Objective: Scan the data below and report how many lines include the word "Coaching". Nothing else is wanted.

Dataset excerpts
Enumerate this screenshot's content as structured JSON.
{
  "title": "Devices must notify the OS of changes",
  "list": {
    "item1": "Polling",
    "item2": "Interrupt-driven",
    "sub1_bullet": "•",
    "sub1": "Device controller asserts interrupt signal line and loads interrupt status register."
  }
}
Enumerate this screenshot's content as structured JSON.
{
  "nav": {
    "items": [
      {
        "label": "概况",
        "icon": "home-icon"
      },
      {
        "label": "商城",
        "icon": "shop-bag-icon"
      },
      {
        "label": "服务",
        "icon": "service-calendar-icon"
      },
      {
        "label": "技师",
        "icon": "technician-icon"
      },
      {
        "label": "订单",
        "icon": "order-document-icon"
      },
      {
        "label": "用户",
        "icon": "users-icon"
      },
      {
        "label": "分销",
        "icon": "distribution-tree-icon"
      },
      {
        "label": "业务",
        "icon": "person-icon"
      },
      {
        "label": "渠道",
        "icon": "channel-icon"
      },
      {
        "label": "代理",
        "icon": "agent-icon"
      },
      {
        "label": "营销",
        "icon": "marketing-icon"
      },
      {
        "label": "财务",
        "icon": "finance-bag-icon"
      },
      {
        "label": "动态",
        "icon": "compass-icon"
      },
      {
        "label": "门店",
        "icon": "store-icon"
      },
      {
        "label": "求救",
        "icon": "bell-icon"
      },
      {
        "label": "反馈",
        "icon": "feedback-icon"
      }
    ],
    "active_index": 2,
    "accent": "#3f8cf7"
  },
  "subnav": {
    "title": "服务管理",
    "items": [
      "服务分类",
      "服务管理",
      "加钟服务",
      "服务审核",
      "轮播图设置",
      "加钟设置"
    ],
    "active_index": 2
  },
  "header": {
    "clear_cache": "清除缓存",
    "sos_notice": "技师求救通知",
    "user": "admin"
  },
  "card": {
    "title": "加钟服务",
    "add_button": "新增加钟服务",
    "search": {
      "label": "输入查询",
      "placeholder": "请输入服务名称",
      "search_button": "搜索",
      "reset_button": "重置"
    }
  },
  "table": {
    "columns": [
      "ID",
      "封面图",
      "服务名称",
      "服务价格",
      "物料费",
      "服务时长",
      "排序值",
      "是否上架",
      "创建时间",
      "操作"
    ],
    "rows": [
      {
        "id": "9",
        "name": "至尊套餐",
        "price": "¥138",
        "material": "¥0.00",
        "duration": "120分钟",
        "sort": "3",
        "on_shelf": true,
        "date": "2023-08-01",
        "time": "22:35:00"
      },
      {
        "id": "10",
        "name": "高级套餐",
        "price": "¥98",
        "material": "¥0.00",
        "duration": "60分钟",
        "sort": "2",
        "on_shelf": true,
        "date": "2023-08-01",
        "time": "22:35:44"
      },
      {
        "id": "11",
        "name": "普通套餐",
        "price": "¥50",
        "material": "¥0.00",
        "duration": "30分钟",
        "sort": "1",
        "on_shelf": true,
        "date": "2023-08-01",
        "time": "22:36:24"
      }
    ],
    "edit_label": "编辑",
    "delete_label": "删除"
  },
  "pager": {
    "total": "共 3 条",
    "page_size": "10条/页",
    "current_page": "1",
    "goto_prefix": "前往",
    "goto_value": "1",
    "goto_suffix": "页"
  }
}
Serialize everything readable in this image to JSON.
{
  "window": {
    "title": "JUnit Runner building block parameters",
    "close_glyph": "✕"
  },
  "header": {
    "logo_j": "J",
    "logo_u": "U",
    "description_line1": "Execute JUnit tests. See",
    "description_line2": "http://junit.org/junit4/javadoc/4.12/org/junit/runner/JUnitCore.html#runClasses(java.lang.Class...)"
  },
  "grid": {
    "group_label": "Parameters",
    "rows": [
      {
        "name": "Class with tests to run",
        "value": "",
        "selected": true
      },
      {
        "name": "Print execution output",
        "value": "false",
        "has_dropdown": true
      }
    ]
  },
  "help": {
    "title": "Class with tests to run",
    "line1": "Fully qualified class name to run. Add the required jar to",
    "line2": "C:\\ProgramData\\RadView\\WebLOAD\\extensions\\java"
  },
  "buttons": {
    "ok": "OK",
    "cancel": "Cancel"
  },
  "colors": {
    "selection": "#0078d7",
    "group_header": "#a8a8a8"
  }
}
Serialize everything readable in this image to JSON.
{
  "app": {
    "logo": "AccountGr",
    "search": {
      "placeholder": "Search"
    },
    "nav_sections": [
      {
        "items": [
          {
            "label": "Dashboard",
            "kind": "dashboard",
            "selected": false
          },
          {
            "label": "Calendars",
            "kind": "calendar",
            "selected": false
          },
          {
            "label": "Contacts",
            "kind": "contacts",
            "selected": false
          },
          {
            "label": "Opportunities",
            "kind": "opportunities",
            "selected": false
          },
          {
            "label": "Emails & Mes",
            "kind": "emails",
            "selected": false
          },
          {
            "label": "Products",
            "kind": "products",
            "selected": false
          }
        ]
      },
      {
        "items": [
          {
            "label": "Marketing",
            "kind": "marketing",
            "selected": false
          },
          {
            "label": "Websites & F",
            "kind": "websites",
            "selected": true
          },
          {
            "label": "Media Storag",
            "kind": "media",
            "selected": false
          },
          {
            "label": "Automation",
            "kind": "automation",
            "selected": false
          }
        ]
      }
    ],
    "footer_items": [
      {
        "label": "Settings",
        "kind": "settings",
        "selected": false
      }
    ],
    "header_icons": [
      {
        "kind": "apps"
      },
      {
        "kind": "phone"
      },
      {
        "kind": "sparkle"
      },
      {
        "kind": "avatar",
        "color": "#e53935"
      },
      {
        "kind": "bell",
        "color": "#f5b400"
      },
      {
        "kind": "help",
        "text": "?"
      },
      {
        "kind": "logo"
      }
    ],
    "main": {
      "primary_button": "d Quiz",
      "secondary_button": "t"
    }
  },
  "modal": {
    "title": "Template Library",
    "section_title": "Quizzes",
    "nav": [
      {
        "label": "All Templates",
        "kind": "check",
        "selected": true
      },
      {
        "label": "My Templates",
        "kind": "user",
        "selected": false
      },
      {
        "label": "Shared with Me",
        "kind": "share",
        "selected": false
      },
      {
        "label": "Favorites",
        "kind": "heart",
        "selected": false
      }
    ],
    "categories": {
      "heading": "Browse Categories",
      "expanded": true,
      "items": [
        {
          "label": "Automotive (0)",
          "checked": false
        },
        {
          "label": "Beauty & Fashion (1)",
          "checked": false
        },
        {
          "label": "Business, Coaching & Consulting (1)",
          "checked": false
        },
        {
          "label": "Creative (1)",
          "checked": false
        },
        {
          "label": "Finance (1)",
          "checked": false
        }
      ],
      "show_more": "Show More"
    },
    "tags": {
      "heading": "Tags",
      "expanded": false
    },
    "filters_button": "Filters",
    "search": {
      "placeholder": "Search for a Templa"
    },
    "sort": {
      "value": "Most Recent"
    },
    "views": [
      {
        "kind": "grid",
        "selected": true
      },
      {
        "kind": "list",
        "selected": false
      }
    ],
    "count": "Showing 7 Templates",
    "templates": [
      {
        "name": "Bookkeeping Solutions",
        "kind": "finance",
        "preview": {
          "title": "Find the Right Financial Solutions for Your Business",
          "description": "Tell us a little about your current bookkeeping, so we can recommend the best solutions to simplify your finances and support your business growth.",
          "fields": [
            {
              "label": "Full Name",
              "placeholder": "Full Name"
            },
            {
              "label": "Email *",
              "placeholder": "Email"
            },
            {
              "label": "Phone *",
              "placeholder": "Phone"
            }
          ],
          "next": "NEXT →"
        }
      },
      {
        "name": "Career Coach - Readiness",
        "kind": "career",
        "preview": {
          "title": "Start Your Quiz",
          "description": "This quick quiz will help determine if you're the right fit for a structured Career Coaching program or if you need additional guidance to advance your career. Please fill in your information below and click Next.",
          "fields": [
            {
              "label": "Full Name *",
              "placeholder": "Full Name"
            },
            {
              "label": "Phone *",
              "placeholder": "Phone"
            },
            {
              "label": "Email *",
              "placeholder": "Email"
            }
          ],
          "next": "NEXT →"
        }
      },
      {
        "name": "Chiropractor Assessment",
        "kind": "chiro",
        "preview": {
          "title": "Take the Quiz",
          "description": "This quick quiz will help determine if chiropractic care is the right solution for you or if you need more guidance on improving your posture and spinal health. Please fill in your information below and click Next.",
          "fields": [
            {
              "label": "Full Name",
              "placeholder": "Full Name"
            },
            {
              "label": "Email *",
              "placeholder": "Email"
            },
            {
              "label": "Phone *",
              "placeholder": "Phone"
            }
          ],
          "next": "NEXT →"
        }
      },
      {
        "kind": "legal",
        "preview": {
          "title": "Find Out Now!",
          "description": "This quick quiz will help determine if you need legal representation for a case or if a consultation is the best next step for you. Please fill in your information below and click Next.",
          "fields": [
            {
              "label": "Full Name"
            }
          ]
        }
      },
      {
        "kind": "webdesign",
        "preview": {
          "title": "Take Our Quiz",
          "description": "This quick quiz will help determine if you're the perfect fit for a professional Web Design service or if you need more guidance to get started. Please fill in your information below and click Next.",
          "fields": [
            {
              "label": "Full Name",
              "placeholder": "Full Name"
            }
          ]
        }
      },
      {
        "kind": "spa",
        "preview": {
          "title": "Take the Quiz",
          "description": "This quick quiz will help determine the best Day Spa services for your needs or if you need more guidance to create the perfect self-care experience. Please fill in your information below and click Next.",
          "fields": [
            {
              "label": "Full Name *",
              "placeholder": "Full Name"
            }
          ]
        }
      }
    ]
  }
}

Correct output: 2